ITEMS>
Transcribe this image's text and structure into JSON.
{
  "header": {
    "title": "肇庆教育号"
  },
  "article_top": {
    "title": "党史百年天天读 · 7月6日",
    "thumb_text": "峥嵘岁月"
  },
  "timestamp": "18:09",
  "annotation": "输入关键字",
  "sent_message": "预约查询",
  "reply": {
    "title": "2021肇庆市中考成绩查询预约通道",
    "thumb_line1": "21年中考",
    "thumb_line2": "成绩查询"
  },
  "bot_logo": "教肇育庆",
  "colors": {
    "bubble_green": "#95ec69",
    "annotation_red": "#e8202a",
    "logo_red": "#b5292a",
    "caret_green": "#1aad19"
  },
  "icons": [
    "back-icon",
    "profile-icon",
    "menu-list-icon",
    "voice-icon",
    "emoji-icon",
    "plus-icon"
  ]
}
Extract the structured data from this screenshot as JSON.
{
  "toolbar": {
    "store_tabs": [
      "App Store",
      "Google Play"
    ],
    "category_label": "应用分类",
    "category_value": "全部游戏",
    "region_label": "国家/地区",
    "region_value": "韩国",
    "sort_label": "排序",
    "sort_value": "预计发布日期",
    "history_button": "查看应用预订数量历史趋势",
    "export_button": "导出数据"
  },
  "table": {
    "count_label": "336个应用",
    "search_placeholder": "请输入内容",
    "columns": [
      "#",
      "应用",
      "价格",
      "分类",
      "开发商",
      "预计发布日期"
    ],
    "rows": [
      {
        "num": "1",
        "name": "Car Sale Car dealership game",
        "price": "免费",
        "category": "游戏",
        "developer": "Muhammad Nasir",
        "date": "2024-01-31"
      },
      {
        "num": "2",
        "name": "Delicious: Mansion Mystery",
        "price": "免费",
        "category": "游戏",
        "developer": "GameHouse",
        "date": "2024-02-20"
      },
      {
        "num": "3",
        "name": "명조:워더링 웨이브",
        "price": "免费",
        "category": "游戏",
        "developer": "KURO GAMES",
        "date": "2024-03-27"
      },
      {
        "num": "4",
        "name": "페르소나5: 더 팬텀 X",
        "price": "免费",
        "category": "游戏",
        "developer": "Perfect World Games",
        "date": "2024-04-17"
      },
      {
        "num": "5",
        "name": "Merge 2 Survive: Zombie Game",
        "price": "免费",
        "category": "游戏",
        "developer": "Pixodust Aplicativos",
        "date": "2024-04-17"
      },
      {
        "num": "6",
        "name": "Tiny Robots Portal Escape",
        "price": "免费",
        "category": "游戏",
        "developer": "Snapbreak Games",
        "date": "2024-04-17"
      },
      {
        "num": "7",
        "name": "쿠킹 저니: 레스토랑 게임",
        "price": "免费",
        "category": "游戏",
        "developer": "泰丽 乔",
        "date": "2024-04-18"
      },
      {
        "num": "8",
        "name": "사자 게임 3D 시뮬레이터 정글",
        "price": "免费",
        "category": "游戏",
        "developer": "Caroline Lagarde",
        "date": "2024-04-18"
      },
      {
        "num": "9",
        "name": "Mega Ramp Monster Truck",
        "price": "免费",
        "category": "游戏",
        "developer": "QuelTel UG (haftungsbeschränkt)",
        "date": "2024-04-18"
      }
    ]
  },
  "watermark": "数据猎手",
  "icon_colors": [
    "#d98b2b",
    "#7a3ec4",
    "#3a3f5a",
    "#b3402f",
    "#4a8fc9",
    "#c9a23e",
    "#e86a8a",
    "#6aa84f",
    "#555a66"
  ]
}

TASK DESCRIPTION> Within the entries above, work out how many lines contain the word "developer". The number alone is the answer.

FINISHED TASK> 9